» TASK TO COMPLETE: Without the pictures, set down every line of the data exactly.

☆ ☆ ☆ ☆ ☆ ☆ ☆

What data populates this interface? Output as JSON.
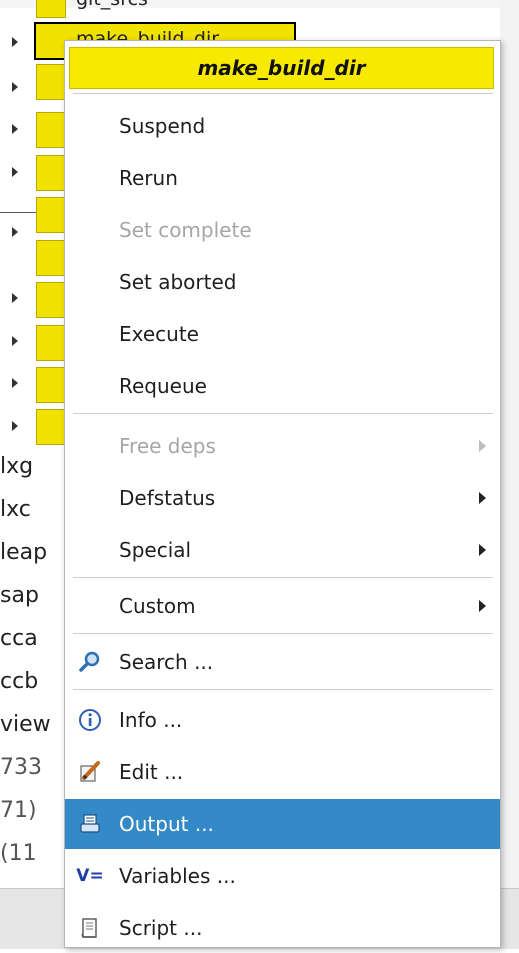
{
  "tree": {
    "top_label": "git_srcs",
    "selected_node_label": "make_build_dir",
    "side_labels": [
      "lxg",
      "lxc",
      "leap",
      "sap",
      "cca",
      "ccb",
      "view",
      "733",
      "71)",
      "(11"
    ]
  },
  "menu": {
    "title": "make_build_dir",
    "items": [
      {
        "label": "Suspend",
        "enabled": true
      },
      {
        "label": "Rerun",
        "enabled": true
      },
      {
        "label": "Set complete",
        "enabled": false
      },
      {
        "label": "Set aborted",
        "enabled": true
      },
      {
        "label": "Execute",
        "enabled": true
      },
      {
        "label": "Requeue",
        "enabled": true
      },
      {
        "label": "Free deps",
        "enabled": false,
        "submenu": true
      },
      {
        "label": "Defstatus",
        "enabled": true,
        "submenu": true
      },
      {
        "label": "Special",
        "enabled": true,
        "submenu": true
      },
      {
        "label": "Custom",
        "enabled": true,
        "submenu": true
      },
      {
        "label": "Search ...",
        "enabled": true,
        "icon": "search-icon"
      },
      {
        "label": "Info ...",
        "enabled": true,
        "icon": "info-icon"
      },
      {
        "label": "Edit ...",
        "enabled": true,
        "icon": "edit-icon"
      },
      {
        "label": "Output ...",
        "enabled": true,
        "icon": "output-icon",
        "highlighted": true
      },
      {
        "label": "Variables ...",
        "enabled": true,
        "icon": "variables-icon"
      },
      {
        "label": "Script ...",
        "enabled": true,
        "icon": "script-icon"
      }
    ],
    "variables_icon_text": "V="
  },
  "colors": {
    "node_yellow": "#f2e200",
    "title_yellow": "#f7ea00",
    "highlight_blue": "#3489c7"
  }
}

☆ ☆ ☆ ☆ ☆ ☆ ☆

» SOLUTION TO THIS TASK:
What data populates this interface? Output as JSON.
{
  "tree": {
    "top_label": "git_srcs",
    "selected_node_label": "make_build_dir",
    "side_labels": [
      "lxg",
      "lxc",
      "leap",
      "sap",
      "cca",
      "ccb",
      "view",
      "733",
      "71)",
      "(11"
    ]
  },
  "menu": {
    "title": "make_build_dir",
    "items": [
      {
        "label": "Suspend",
        "enabled": true
      },
      {
        "label": "Rerun",
        "enabled": true
      },
      {
        "label": "Set complete",
        "enabled": false
      },
      {
        "label": "Set aborted",
        "enabled": true
      },
      {
        "label": "Execute",
        "enabled": true
      },
      {
        "label": "Requeue",
        "enabled": true
      },
      {
        "label": "Free deps",
        "enabled": false,
        "submenu": true
      },
      {
        "label": "Defstatus",
        "enabled": true,
        "submenu": true
      },
      {
        "label": "Special",
        "enabled": true,
        "submenu": true
      },
      {
        "label": "Custom",
        "enabled": true,
        "submenu": true
      },
      {
        "label": "Search ...",
        "enabled": true,
        "icon": "search-icon"
      },
      {
        "label": "Info ...",
        "enabled": true,
        "icon": "info-icon"
      },
      {
        "label": "Edit ...",
        "enabled": true,
        "icon": "edit-icon"
      },
      {
        "label": "Output ...",
        "enabled": true,
        "icon": "output-icon",
        "highlighted": true
      },
      {
        "label": "Variables ...",
        "enabled": true,
        "icon": "variables-icon"
      },
      {
        "label": "Script ...",
        "enabled": true,
        "icon": "script-icon"
      }
    ],
    "variables_icon_text": "V="
  },
  "colors": {
    "node_yellow": "#f2e200",
    "title_yellow": "#f7ea00",
    "highlight_blue": "#3489c7"
  }
}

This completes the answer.